Below you will find a set of lines. Repeat them all exactly.
=== THE INPUT ===
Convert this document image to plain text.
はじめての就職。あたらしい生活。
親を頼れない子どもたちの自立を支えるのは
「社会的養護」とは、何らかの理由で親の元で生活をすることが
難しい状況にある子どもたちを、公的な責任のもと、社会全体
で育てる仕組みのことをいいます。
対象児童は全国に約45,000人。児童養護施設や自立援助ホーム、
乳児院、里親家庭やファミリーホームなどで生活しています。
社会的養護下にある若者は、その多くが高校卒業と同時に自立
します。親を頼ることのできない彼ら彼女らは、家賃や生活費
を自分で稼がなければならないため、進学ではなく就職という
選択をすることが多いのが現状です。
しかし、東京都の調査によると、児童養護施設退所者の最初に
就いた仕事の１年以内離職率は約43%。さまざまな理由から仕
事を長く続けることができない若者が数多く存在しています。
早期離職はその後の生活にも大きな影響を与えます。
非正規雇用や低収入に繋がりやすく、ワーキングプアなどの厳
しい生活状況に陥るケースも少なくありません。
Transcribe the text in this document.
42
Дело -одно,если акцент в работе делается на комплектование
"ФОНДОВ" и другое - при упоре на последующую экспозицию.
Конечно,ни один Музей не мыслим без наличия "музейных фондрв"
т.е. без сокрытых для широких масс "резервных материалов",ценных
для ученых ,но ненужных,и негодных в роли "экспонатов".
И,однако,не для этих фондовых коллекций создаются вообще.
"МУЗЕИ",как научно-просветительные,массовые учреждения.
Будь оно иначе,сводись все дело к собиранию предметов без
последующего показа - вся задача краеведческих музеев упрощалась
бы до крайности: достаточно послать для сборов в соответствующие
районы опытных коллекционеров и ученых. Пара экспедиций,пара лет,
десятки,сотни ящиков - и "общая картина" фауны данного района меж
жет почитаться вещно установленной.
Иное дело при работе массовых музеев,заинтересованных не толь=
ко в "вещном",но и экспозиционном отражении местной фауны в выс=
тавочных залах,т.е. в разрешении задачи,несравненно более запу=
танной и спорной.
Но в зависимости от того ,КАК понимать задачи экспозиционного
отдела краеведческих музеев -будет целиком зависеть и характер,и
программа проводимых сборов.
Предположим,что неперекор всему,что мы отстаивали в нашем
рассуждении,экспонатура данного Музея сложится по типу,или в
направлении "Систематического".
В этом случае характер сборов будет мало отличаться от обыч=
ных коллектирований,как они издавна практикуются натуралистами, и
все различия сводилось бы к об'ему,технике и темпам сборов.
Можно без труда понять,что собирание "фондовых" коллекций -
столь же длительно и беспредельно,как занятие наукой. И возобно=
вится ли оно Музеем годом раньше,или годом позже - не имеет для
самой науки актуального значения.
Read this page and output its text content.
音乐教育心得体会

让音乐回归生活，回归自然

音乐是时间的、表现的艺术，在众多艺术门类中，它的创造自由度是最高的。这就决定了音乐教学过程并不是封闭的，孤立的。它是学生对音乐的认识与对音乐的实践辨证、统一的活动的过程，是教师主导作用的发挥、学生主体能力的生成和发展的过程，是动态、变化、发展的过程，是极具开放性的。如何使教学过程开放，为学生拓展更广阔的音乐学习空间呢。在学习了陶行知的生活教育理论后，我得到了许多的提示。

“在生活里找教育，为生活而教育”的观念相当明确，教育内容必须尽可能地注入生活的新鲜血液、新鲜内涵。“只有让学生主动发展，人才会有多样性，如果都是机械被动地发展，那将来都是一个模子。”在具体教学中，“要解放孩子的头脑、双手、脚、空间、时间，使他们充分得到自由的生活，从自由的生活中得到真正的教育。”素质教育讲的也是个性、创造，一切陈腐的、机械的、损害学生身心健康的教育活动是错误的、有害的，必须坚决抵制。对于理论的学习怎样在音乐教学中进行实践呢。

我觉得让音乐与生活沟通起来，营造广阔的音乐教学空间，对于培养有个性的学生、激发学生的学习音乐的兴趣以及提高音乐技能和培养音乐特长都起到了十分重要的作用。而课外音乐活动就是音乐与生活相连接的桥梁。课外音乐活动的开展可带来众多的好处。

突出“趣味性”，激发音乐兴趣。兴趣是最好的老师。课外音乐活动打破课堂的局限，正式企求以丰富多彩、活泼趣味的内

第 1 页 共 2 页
===
- [SOLUTION TO THE PROBLEM]:
Convert this document image to plain text.
はじめての就職。あたらしい生活。
親を頼れない子どもたちの自立を支えるのは
「社会的養護」とは、何らかの理由で親の元で生活をすることが
難しい状況にある子どもたちを、公的な責任のもと、社会全体
で育てる仕組みのことをいいます。
対象児童は全国に約45,000人。児童養護施設や自立援助ホーム、
乳児院、里親家庭やファミリーホームなどで生活しています。
社会的養護下にある若者は、その多くが高校卒業と同時に自立
します。親を頼ることのできない彼ら彼女らは、家賃や生活費
を自分で稼がなければならないため、進学ではなく就職という
選択をすることが多いのが現状です。
しかし、東京都の調査によると、児童養護施設退所者の最初に
就いた仕事の１年以内離職率は約43%。さまざまな理由から仕
事を長く続けることができない若者が数多く存在しています。
早期離職はその後の生活にも大きな影響を与えます。
非正規雇用や低収入に繋がりやすく、ワーキングプアなどの厳
しい生活状況に陥るケースも少なくありません。
Transcribe the text in this document.
42
Дело -одно,если акцент в работе делается на комплектование
"ФОНДОВ" и другое - при упоре на последующую экспозицию.
Конечно,ни один Музей не мыслим без наличия "музейных фондрв"
т.е. без сокрытых для широких масс "резервных материалов",ценных
для ученых ,но ненужных,и негодных в роли "экспонатов".
И,однако,не для этих фондовых коллекций создаются вообще.
"МУЗЕИ",как научно-просветительные,массовые учреждения.
Будь оно иначе,сводись все дело к собиранию предметов без
последующего показа - вся задача краеведческих музеев упрощалась
бы до крайности: достаточно послать для сборов в соответствующие
районы опытных коллекционеров и ученых. Пара экспедиций,пара лет,
десятки,сотни ящиков - и "общая картина" фауны данного района меж
жет почитаться вещно установленной.
Иное дело при работе массовых музеев,заинтересованных не толь=
ко в "вещном",но и экспозиционном отражении местной фауны в выс=
тавочных залах,т.е. в разрешении задачи,несравненно более запу=
танной и спорной.
Но в зависимости от того ,КАК понимать задачи экспозиционного
отдела краеведческих музеев -будет целиком зависеть и характер,и
программа проводимых сборов.
Предположим,что неперекор всему,что мы отстаивали в нашем
рассуждении,экспонатура данного Музея сложится по типу,или в
направлении "Систематического".
В этом случае характер сборов будет мало отличаться от обыч=
ных коллектирований,как они издавна практикуются натуралистами, и
все различия сводилось бы к об'ему,технике и темпам сборов.
Можно без труда понять,что собирание "фондовых" коллекций -
столь же длительно и беспредельно,как занятие наукой. И возобно=
вится ли оно Музеем годом раньше,или годом позже - не имеет для
самой науки актуального значения.
Read this page and output its text content.
音乐教育心得体会

让音乐回归生活，回归自然

音乐是时间的、表现的艺术，在众多艺术门类中，它的创造自由度是最高的。这就决定了音乐教学过程并不是封闭的，孤立的。它是学生对音乐的认识与对音乐的实践辨证、统一的活动的过程，是教师主导作用的发挥、学生主体能力的生成和发展的过程，是动态、变化、发展的过程，是极具开放性的。如何使教学过程开放，为学生拓展更广阔的音乐学习空间呢。在学习了陶行知的生活教育理论后，我得到了许多的提示。

“在生活里找教育，为生活而教育”的观念相当明确，教育内容必须尽可能地注入生活的新鲜血液、新鲜内涵。“只有让学生主动发展，人才会有多样性，如果都是机械被动地发展，那将来都是一个模子。”在具体教学中，“要解放孩子的头脑、双手、脚、空间、时间，使他们充分得到自由的生活，从自由的生活中得到真正的教育。”素质教育讲的也是个性、创造，一切陈腐的、机械的、损害学生身心健康的教育活动是错误的、有害的，必须坚决抵制。对于理论的学习怎样在音乐教学中进行实践呢。

我觉得让音乐与生活沟通起来，营造广阔的音乐教学空间，对于培养有个性的学生、激发学生的学习音乐的兴趣以及提高音乐技能和培养音乐特长都起到了十分重要的作用。而课外音乐活动就是音乐与生活相连接的桥梁。课外音乐活动的开展可带来众多的好处。

突出“趣味性”，激发音乐兴趣。兴趣是最好的老师。课外音乐活动打破课堂的局限，正式企求以丰富多彩、活泼趣味的内

第 1 页 共 2 页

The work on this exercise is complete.